## Figure record listings
============
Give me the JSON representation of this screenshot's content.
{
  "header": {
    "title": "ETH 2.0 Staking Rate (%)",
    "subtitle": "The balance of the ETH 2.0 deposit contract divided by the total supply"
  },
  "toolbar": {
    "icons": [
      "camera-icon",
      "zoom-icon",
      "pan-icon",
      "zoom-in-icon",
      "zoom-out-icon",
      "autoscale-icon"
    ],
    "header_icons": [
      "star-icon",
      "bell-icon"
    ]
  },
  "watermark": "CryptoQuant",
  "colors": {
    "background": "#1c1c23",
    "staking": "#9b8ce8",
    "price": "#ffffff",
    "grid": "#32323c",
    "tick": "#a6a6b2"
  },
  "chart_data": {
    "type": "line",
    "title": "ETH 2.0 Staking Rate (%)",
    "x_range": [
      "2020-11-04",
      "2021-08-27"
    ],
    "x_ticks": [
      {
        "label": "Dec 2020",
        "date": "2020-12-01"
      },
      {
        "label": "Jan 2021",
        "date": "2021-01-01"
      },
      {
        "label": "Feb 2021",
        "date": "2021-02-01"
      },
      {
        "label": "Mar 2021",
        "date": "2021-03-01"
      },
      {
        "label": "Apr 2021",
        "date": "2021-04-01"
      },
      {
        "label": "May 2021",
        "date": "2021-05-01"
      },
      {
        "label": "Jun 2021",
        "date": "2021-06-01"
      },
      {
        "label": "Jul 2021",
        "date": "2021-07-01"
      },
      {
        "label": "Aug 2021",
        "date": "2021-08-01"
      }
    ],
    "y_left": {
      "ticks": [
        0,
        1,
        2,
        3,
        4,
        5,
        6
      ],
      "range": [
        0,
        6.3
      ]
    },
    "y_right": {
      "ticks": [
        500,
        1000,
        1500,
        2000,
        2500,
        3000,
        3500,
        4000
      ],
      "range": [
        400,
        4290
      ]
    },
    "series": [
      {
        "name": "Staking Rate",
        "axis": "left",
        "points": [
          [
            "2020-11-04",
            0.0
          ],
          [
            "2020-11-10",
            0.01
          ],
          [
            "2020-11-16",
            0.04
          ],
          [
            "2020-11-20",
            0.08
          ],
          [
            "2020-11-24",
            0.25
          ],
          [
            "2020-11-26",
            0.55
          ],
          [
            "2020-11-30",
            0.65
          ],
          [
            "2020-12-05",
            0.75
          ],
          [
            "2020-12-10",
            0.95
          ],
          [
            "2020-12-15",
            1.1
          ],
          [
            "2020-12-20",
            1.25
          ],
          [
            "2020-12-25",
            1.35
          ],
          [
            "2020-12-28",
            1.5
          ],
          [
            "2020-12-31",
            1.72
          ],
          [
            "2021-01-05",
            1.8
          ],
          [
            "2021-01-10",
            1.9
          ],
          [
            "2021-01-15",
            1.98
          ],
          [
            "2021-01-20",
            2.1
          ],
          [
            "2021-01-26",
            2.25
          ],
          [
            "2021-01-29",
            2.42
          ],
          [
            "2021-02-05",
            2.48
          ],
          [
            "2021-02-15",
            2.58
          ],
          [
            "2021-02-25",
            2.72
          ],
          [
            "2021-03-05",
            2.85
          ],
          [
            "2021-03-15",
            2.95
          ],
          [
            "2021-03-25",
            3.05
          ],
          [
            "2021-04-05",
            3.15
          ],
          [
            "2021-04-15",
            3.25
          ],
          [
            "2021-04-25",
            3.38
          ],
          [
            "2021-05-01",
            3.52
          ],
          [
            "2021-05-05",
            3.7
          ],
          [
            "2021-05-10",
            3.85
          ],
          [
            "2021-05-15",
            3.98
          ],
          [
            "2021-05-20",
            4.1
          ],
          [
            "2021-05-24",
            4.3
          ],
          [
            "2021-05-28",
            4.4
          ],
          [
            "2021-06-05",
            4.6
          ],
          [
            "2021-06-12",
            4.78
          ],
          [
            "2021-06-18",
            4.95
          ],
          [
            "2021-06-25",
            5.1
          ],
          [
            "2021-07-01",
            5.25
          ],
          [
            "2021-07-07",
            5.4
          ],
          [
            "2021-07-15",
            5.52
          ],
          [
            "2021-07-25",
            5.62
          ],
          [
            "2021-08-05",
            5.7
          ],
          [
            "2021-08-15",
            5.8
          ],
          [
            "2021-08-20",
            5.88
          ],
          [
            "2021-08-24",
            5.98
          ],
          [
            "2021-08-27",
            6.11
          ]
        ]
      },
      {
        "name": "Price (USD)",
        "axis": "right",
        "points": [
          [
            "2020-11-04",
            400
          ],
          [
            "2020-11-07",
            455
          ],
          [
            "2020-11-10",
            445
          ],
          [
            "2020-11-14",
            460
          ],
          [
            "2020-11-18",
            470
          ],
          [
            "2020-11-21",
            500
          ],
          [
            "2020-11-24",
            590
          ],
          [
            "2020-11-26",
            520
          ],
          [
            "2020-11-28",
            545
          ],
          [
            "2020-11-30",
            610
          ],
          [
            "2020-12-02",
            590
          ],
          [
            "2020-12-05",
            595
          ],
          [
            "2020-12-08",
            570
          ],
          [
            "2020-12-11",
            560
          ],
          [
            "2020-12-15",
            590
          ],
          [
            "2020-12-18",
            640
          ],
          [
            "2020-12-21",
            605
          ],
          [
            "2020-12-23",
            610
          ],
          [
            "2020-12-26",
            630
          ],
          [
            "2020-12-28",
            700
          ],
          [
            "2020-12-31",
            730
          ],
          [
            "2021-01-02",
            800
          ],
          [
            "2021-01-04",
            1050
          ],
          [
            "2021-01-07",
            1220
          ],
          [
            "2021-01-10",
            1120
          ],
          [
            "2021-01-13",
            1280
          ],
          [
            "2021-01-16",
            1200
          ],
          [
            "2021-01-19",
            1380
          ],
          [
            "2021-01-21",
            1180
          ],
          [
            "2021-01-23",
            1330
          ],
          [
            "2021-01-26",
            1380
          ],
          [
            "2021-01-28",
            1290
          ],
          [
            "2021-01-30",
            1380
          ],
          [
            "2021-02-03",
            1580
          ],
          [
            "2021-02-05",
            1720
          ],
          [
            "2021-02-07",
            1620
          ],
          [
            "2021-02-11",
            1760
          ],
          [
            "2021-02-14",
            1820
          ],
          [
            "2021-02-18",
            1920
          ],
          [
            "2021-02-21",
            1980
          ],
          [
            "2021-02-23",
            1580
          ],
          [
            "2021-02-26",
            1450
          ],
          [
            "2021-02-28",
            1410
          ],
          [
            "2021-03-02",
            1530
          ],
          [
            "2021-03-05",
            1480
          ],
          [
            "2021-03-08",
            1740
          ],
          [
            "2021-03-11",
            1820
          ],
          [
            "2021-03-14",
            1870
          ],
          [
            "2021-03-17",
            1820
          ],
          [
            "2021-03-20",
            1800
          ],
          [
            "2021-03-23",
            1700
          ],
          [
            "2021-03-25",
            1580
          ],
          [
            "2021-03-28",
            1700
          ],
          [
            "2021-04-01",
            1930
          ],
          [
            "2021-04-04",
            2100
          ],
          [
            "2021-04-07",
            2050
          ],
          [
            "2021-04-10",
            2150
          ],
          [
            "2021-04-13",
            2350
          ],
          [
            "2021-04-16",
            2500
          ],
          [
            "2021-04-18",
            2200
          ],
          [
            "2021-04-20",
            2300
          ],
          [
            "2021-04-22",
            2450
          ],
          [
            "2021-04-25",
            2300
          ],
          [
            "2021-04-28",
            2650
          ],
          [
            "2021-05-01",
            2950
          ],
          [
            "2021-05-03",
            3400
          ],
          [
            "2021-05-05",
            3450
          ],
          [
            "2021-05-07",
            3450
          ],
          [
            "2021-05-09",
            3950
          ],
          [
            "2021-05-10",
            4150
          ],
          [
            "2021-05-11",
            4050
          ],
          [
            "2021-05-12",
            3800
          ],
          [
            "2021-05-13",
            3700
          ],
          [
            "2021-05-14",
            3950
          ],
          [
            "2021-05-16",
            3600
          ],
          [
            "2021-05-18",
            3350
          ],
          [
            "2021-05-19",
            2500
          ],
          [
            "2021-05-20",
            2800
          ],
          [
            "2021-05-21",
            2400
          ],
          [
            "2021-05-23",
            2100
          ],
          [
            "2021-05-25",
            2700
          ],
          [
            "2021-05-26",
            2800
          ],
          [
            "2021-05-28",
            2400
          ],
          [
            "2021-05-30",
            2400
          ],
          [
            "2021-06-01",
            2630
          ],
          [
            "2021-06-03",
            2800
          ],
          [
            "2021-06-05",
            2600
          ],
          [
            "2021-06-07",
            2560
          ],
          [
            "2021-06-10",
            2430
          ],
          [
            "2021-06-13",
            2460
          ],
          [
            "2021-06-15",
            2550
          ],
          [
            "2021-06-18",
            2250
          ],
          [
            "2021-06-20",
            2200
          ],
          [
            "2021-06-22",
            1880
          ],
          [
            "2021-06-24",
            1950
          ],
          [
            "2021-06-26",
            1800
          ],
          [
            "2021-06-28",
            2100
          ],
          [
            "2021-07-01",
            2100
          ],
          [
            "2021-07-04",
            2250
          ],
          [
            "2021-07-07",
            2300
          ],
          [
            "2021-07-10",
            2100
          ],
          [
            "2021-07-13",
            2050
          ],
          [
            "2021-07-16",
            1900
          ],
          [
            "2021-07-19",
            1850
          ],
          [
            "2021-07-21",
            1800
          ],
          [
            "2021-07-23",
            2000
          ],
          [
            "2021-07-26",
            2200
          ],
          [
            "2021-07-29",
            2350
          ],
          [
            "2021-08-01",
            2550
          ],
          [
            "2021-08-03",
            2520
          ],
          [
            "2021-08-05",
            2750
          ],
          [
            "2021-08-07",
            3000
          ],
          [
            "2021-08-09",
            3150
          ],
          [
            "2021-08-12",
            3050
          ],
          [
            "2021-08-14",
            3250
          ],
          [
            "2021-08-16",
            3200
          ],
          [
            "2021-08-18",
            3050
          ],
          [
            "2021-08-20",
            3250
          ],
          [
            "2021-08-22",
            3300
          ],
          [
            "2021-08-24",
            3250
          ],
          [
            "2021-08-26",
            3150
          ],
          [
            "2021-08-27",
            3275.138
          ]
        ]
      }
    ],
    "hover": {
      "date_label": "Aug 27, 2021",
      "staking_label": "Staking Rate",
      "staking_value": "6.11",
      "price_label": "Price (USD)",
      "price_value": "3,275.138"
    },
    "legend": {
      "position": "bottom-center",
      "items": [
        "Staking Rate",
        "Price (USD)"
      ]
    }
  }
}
============
## Stated problem
Locate the lines above that contain "Rate" and copy them.

## Full solution
    "title": "ETH 2.0 Staking Rate (%)",
    "title": "ETH 2.0 Staking Rate (%)",
        "name": "Staking Rate",
      "staking_label": "Staking Rate",
        "Staking Rate",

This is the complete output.